» REQUIRED TASK
Copy every entry exactly as given, minus the images.

═══

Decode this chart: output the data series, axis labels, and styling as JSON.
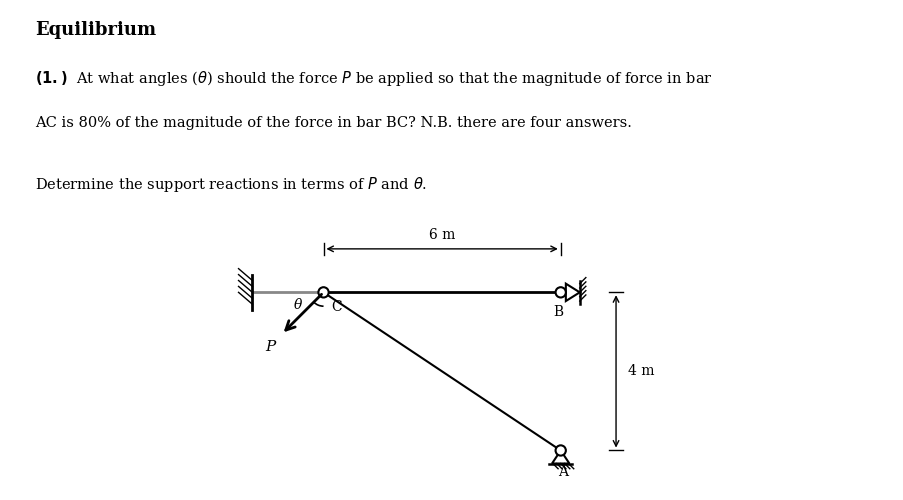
{
  "title": "Equilibrium",
  "text1": "(1.)  At what angles (θ) should the force $P$ be applied so that the magnitude of force in bar",
  "text2": "AC is 80% of the magnitude of the force in bar BC? N.B. there are four answers.",
  "text3": "Determine the support reactions in terms of $P$ and θ.",
  "bg_color": "#ffffff",
  "C": [
    0.0,
    0.0
  ],
  "B": [
    6.0,
    0.0
  ],
  "A": [
    6.0,
    -4.0
  ],
  "label_6m": "6 m",
  "label_4m": "4 m",
  "theta_label": "θ",
  "P_label": "P",
  "C_label": "C",
  "B_label": "B",
  "A_label": "A",
  "fig_width": 9.04,
  "fig_height": 5.0,
  "dpi": 100
}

═══

» COMPLETED TASK
Decode this chart: output the data series, axis labels, and styling as JSON.
{
  "title": "Equilibrium",
  "text1": "(1.)  At what angles (θ) should the force $P$ be applied so that the magnitude of force in bar",
  "text2": "AC is 80% of the magnitude of the force in bar BC? N.B. there are four answers.",
  "text3": "Determine the support reactions in terms of $P$ and θ.",
  "bg_color": "#ffffff",
  "C": [
    0.0,
    0.0
  ],
  "B": [
    6.0,
    0.0
  ],
  "A": [
    6.0,
    -4.0
  ],
  "label_6m": "6 m",
  "label_4m": "4 m",
  "theta_label": "θ",
  "P_label": "P",
  "C_label": "C",
  "B_label": "B",
  "A_label": "A",
  "fig_width": 9.04,
  "fig_height": 5.0,
  "dpi": 100
}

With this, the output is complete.